__EXERCISE REQUIREMENTS__:
Output the data below in full, character for character.
----- SOURCE MATERIAL
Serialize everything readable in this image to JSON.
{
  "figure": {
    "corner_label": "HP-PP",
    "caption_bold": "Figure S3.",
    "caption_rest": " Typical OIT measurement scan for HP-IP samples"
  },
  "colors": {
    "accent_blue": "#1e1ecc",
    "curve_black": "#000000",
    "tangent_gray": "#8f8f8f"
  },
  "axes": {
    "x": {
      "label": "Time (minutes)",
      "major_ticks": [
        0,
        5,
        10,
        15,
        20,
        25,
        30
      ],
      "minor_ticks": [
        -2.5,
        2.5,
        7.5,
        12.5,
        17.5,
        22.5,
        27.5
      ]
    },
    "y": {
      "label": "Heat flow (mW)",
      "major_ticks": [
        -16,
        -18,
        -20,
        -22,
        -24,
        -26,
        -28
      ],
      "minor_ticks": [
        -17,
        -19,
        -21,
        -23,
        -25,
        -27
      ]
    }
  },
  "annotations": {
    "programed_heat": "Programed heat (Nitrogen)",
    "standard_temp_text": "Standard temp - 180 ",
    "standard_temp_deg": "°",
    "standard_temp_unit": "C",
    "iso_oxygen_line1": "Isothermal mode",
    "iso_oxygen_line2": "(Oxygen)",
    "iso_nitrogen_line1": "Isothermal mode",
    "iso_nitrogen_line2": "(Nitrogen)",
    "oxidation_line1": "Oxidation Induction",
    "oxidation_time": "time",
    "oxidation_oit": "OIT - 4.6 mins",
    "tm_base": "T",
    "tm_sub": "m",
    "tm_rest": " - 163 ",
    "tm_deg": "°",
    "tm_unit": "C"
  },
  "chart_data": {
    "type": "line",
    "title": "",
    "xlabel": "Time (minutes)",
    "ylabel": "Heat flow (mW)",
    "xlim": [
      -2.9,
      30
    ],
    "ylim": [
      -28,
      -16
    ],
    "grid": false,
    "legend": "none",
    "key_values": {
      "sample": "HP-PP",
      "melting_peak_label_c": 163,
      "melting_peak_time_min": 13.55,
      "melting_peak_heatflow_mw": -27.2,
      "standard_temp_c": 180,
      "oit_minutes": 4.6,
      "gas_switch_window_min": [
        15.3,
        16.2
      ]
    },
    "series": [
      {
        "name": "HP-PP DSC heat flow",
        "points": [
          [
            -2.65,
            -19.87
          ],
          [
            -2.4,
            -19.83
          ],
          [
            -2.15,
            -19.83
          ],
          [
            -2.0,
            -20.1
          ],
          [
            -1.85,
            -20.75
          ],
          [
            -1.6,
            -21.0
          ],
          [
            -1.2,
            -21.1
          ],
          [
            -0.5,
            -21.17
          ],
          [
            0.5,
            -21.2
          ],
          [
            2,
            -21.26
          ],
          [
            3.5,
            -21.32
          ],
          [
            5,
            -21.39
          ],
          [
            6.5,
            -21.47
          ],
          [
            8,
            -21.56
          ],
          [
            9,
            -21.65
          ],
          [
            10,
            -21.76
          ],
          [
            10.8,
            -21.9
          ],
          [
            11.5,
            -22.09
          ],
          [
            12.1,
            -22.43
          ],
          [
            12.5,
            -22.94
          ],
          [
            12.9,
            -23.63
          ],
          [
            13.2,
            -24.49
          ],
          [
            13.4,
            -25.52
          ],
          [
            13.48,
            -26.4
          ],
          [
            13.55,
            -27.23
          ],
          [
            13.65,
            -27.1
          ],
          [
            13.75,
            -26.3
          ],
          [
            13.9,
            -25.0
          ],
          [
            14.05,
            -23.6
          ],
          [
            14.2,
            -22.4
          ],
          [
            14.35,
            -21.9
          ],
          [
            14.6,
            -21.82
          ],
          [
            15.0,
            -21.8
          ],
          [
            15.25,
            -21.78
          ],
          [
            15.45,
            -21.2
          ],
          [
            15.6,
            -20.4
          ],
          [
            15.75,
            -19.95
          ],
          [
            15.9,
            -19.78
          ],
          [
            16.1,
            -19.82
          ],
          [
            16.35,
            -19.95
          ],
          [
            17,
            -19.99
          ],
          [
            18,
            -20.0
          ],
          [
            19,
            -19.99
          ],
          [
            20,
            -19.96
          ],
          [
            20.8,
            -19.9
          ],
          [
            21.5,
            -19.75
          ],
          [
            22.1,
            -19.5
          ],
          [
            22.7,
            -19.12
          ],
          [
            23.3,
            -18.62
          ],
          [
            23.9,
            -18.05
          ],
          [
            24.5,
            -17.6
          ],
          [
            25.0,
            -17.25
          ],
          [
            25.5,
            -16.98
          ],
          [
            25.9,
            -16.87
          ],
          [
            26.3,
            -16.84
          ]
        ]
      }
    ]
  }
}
----------
__TASK RESPONSE__:
Serialize everything readable in this image to JSON.
{
  "figure": {
    "corner_label": "HP-PP",
    "caption_bold": "Figure S3.",
    "caption_rest": " Typical OIT measurement scan for HP-IP samples"
  },
  "colors": {
    "accent_blue": "#1e1ecc",
    "curve_black": "#000000",
    "tangent_gray": "#8f8f8f"
  },
  "axes": {
    "x": {
      "label": "Time (minutes)",
      "major_ticks": [
        0,
        5,
        10,
        15,
        20,
        25,
        30
      ],
      "minor_ticks": [
        -2.5,
        2.5,
        7.5,
        12.5,
        17.5,
        22.5,
        27.5
      ]
    },
    "y": {
      "label": "Heat flow (mW)",
      "major_ticks": [
        -16,
        -18,
        -20,
        -22,
        -24,
        -26,
        -28
      ],
      "minor_ticks": [
        -17,
        -19,
        -21,
        -23,
        -25,
        -27
      ]
    }
  },
  "annotations": {
    "programed_heat": "Programed heat (Nitrogen)",
    "standard_temp_text": "Standard temp - 180 ",
    "standard_temp_deg": "°",
    "standard_temp_unit": "C",
    "iso_oxygen_line1": "Isothermal mode",
    "iso_oxygen_line2": "(Oxygen)",
    "iso_nitrogen_line1": "Isothermal mode",
    "iso_nitrogen_line2": "(Nitrogen)",
    "oxidation_line1": "Oxidation Induction",
    "oxidation_time": "time",
    "oxidation_oit": "OIT - 4.6 mins",
    "tm_base": "T",
    "tm_sub": "m",
    "tm_rest": " - 163 ",
    "tm_deg": "°",
    "tm_unit": "C"
  },
  "chart_data": {
    "type": "line",
    "title": "",
    "xlabel": "Time (minutes)",
    "ylabel": "Heat flow (mW)",
    "xlim": [
      -2.9,
      30
    ],
    "ylim": [
      -28,
      -16
    ],
    "grid": false,
    "legend": "none",
    "key_values": {
      "sample": "HP-PP",
      "melting_peak_label_c": 163,
      "melting_peak_time_min": 13.55,
      "melting_peak_heatflow_mw": -27.2,
      "standard_temp_c": 180,
      "oit_minutes": 4.6,
      "gas_switch_window_min": [
        15.3,
        16.2
      ]
    },
    "series": [
      {
        "name": "HP-PP DSC heat flow",
        "points": [
          [
            -2.65,
            -19.87
          ],
          [
            -2.4,
            -19.83
          ],
          [
            -2.15,
            -19.83
          ],
          [
            -2.0,
            -20.1
          ],
          [
            -1.85,
            -20.75
          ],
          [
            -1.6,
            -21.0
          ],
          [
            -1.2,
            -21.1
          ],
          [
            -0.5,
            -21.17
          ],
          [
            0.5,
            -21.2
          ],
          [
            2,
            -21.26
          ],
          [
            3.5,
            -21.32
          ],
          [
            5,
            -21.39
          ],
          [
            6.5,
            -21.47
          ],
          [
            8,
            -21.56
          ],
          [
            9,
            -21.65
          ],
          [
            10,
            -21.76
          ],
          [
            10.8,
            -21.9
          ],
          [
            11.5,
            -22.09
          ],
          [
            12.1,
            -22.43
          ],
          [
            12.5,
            -22.94
          ],
          [
            12.9,
            -23.63
          ],
          [
            13.2,
            -24.49
          ],
          [
            13.4,
            -25.52
          ],
          [
            13.48,
            -26.4
          ],
          [
            13.55,
            -27.23
          ],
          [
            13.65,
            -27.1
          ],
          [
            13.75,
            -26.3
          ],
          [
            13.9,
            -25.0
          ],
          [
            14.05,
            -23.6
          ],
          [
            14.2,
            -22.4
          ],
          [
            14.35,
            -21.9
          ],
          [
            14.6,
            -21.82
          ],
          [
            15.0,
            -21.8
          ],
          [
            15.25,
            -21.78
          ],
          [
            15.45,
            -21.2
          ],
          [
            15.6,
            -20.4
          ],
          [
            15.75,
            -19.95
          ],
          [
            15.9,
            -19.78
          ],
          [
            16.1,
            -19.82
          ],
          [
            16.35,
            -19.95
          ],
          [
            17,
            -19.99
          ],
          [
            18,
            -20.0
          ],
          [
            19,
            -19.99
          ],
          [
            20,
            -19.96
          ],
          [
            20.8,
            -19.9
          ],
          [
            21.5,
            -19.75
          ],
          [
            22.1,
            -19.5
          ],
          [
            22.7,
            -19.12
          ],
          [
            23.3,
            -18.62
          ],
          [
            23.9,
            -18.05
          ],
          [
            24.5,
            -17.6
          ],
          [
            25.0,
            -17.25
          ],
          [
            25.5,
            -16.98
          ],
          [
            25.9,
            -16.87
          ],
          [
            26.3,
            -16.84
          ]
        ]
      }
    ]
  }
}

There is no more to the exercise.